▶ The task:
Return the lines where the word "RESEARCH" occurs.

— START Provided data —

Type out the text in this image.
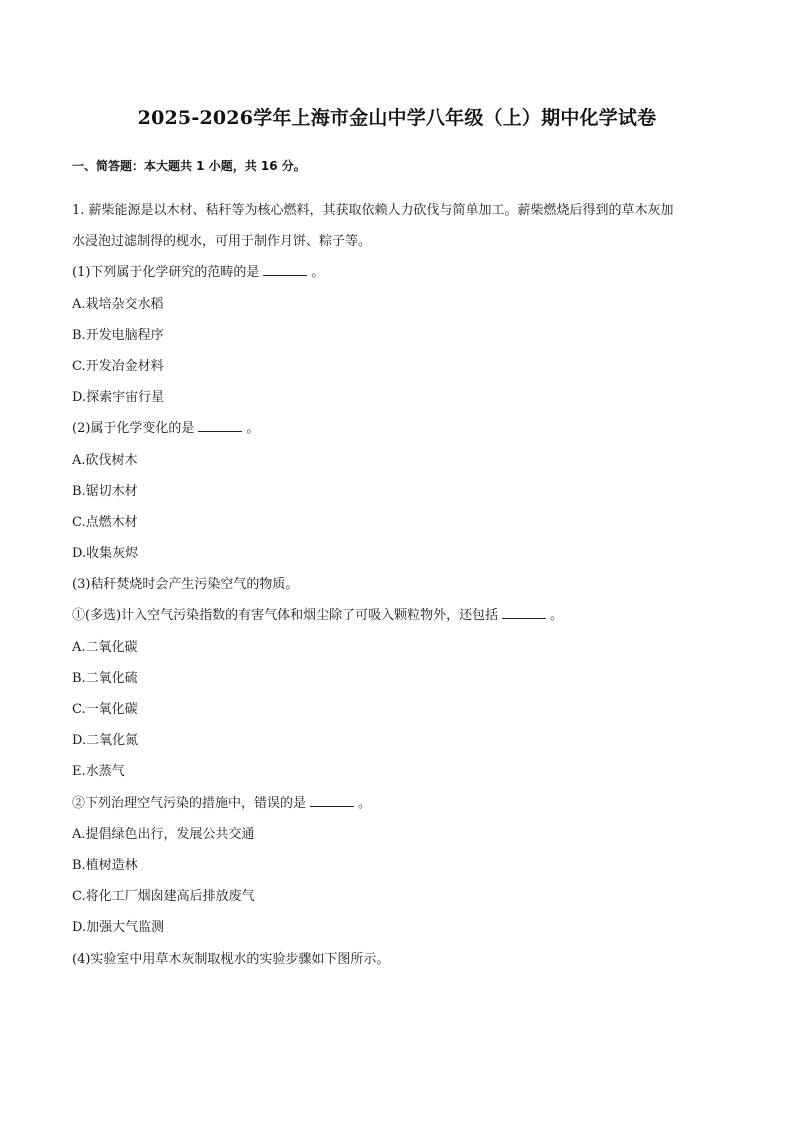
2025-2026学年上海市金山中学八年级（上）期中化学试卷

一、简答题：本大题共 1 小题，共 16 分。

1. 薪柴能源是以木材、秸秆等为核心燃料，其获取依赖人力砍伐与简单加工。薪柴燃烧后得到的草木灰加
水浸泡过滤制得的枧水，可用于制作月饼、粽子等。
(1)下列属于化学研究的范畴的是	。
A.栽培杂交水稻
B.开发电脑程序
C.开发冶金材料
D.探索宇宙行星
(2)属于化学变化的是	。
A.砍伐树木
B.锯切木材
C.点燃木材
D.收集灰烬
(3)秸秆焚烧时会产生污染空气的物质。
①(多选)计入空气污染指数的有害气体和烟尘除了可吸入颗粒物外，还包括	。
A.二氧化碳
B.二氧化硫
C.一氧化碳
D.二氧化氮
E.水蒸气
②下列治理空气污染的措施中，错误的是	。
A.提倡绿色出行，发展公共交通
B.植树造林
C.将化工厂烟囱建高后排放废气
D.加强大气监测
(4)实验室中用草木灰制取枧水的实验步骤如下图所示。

— END Provided data —
— START Provided data —

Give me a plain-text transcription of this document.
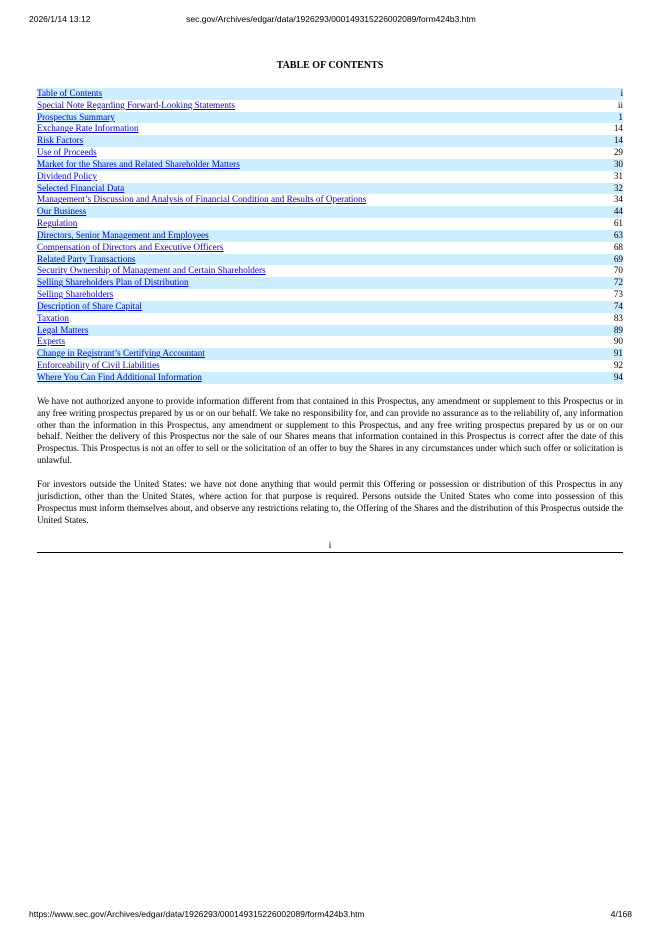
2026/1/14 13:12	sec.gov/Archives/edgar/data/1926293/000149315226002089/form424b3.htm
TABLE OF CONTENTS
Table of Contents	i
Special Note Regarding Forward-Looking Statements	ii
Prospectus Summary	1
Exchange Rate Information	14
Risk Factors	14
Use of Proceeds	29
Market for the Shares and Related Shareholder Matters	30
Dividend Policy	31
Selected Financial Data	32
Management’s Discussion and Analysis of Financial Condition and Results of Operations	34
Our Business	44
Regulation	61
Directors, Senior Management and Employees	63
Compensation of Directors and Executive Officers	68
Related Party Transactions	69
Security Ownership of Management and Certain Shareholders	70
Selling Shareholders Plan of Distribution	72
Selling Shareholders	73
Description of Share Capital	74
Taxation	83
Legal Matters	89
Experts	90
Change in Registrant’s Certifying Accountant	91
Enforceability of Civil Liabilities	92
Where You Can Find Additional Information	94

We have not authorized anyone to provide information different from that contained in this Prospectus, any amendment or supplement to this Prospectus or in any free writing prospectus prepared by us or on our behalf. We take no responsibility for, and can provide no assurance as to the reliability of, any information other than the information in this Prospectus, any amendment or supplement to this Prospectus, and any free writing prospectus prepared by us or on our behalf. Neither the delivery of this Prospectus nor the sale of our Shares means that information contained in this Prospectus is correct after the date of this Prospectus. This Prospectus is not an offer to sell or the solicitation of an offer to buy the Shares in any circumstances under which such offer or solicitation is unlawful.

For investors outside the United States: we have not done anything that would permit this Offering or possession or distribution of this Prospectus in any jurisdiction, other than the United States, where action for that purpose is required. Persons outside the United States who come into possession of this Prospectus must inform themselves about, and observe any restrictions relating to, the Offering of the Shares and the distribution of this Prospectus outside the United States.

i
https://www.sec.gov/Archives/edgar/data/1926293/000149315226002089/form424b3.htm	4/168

— END Provided data —
— START Provided data —

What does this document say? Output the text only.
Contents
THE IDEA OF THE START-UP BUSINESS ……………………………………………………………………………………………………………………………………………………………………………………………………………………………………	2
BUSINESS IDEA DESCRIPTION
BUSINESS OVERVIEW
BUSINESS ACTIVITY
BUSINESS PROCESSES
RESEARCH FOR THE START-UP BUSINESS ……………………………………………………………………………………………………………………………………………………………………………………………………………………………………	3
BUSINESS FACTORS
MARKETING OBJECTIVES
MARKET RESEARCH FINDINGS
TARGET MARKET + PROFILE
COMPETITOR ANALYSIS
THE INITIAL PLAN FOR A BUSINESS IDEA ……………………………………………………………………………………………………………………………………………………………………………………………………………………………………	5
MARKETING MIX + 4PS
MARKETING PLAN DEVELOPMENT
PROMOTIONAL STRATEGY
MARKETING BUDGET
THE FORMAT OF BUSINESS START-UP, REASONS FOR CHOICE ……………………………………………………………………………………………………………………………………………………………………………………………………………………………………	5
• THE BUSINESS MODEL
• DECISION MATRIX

— END Provided data —

▶ Written reply:
RESEARCH FOR THE START-UP BUSINESS ……………………………………………………………………………………………………………………………………………………………………………………………………………………………………	3
MARKET RESEARCH FINDINGS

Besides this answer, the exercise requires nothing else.